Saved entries
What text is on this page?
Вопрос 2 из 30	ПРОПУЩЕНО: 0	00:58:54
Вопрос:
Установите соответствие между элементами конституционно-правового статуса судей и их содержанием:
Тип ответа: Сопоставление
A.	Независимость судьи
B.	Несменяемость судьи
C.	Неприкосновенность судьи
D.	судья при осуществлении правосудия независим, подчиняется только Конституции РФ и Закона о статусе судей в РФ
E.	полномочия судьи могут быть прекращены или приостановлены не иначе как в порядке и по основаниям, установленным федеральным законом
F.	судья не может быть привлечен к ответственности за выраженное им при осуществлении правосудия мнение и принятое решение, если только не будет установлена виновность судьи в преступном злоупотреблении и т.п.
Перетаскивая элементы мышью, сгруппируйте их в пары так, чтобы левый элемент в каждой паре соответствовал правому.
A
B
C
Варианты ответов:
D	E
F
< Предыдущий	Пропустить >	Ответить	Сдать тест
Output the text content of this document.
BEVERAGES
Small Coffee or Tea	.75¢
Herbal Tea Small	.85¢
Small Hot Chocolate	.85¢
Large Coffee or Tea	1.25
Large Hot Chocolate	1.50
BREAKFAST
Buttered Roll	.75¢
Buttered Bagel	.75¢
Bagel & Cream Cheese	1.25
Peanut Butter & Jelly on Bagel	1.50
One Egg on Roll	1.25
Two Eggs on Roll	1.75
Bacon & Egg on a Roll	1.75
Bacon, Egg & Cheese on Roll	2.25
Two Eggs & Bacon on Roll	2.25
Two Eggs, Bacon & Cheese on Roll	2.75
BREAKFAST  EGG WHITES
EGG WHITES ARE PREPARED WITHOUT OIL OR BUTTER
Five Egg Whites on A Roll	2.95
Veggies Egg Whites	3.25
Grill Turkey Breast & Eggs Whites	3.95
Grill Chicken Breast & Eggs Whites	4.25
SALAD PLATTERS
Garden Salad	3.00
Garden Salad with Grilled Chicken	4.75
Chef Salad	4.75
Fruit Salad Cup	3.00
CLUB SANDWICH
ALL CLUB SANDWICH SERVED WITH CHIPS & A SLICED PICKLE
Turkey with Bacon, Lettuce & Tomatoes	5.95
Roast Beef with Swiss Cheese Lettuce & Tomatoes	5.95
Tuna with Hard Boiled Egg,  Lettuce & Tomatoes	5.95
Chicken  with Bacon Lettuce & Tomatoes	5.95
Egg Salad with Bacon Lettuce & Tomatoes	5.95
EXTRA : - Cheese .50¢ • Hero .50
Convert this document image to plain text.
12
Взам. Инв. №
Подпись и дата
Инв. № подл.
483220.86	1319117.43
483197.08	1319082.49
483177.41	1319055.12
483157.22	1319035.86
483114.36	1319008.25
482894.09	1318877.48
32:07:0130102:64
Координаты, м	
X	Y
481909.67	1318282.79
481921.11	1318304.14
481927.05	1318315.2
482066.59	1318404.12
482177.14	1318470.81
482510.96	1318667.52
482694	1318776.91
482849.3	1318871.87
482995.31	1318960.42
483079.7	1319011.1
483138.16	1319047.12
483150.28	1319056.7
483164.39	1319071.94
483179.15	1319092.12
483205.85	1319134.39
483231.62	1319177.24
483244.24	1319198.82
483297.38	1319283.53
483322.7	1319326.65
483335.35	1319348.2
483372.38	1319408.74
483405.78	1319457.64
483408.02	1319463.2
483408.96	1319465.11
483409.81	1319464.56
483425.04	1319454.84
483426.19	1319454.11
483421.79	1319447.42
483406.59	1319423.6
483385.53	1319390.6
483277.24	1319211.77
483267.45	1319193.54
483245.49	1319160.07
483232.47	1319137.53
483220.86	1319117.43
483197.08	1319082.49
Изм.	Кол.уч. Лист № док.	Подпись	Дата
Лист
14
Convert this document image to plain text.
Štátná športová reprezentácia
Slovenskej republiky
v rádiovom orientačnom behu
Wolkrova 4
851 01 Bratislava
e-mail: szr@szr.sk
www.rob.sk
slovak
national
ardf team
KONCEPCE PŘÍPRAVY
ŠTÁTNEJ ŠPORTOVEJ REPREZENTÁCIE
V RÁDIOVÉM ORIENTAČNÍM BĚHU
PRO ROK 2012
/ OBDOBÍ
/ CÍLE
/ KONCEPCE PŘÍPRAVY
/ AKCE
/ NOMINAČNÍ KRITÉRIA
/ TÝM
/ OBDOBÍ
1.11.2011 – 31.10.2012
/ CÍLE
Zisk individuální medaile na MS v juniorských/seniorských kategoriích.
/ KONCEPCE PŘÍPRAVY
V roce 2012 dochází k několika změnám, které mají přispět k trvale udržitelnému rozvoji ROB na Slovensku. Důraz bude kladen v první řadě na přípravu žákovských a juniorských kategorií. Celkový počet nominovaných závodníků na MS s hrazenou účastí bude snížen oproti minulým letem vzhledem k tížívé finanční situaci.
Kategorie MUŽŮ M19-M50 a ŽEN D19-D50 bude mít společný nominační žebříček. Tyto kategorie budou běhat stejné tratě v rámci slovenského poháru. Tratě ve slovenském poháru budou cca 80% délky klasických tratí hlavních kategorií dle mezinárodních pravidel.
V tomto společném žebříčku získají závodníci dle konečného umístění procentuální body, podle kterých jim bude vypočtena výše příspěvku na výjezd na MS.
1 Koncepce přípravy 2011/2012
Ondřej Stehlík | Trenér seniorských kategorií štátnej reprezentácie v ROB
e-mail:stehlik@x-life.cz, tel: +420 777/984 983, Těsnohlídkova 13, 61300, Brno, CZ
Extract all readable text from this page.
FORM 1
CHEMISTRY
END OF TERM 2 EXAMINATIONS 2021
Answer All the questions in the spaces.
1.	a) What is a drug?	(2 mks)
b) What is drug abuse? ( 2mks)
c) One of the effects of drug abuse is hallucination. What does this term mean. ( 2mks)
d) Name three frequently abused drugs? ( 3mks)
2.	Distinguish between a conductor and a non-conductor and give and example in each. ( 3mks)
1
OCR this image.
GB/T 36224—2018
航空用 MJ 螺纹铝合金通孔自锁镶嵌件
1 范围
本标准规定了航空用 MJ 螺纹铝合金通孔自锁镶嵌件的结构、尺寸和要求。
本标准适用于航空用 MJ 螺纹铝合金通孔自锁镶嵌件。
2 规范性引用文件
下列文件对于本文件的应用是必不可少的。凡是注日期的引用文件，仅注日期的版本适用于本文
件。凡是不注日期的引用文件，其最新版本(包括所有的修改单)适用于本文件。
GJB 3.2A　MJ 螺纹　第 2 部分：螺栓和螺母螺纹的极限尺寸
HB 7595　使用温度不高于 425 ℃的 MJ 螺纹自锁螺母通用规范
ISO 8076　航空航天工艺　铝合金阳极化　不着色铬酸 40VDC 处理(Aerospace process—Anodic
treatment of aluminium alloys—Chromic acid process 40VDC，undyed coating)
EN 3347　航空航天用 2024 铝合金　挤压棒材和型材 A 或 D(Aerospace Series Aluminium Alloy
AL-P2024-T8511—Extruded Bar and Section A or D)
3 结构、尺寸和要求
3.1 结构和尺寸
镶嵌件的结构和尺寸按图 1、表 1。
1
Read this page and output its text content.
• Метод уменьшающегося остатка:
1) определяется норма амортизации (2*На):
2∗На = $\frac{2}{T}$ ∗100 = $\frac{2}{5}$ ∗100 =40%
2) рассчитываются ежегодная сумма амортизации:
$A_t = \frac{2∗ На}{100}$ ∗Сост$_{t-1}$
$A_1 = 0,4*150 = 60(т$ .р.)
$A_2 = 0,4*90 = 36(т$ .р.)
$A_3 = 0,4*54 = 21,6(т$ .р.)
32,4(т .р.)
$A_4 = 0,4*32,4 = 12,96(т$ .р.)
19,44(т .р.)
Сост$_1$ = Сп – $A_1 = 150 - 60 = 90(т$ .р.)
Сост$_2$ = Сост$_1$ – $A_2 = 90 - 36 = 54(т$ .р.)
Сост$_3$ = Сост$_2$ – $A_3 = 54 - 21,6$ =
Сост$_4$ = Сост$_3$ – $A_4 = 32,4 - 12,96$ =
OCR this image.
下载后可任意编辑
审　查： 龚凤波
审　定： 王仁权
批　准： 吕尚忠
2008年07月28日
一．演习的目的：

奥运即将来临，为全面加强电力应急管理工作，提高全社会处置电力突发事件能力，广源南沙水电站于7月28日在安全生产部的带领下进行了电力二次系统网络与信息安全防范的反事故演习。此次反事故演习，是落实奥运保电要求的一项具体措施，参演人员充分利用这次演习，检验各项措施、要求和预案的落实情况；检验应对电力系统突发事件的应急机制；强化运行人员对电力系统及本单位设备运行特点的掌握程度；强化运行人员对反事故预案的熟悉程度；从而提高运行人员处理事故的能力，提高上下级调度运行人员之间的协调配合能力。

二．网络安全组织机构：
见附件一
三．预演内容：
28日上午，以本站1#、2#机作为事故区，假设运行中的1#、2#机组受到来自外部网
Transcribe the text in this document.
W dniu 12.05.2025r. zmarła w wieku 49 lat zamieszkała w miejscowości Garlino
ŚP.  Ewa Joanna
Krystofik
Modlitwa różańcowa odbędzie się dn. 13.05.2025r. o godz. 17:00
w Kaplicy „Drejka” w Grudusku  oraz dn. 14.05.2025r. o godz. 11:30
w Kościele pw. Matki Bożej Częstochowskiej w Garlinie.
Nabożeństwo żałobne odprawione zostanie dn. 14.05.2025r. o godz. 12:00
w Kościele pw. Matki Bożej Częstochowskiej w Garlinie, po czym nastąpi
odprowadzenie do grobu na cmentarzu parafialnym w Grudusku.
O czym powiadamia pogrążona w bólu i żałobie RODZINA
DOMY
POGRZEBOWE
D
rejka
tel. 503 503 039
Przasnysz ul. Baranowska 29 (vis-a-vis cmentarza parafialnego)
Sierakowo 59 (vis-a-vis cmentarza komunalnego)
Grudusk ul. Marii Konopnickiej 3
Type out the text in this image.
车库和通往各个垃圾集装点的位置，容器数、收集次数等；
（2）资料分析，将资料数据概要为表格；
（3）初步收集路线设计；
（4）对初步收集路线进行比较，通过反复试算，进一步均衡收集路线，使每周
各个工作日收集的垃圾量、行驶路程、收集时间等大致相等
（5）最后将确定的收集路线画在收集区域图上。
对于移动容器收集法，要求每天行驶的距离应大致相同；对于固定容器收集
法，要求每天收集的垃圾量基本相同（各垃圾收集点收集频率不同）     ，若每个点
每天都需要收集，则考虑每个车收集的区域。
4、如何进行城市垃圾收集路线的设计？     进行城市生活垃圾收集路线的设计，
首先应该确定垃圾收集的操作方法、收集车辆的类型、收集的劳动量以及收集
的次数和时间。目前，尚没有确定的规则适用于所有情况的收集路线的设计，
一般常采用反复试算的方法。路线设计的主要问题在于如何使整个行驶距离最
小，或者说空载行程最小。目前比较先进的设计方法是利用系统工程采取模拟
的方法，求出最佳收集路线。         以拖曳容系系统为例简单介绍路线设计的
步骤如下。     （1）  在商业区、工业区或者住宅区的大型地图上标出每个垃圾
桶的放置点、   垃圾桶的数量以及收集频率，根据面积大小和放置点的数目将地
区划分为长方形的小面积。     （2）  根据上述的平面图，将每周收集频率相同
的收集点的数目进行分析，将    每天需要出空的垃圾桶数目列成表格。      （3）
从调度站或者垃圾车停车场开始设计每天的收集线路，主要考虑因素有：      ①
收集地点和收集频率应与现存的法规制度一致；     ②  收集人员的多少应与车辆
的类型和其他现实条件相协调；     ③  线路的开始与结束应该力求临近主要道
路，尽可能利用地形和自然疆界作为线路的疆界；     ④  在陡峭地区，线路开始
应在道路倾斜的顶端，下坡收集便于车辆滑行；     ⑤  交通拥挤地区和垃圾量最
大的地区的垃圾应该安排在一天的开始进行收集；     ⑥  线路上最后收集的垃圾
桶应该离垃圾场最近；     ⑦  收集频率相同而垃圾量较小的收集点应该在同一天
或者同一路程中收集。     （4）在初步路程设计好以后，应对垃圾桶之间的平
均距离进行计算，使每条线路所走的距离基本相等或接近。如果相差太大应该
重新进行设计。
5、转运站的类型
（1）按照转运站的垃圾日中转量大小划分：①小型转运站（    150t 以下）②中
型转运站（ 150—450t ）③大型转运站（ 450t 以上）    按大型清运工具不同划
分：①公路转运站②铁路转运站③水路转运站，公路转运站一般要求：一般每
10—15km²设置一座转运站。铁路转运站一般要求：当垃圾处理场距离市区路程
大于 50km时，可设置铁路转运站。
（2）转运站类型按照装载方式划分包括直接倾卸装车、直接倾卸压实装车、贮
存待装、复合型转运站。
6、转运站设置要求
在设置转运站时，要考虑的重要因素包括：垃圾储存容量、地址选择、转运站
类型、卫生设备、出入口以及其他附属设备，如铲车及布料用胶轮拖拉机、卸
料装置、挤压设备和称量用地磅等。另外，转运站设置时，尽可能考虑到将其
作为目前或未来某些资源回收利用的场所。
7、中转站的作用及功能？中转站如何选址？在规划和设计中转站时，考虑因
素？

- _THE TASK_
Pick out every line above that contains the word "frac" and copy it.

- _SOLUTION TO THE EXERCISE_
2∗На = $\frac{2}{T}$ ∗100 = $\frac{2}{5}$ ∗100 =40%
$A_t = \frac{2∗ На}{100}$ ∗Сост$_{t-1}$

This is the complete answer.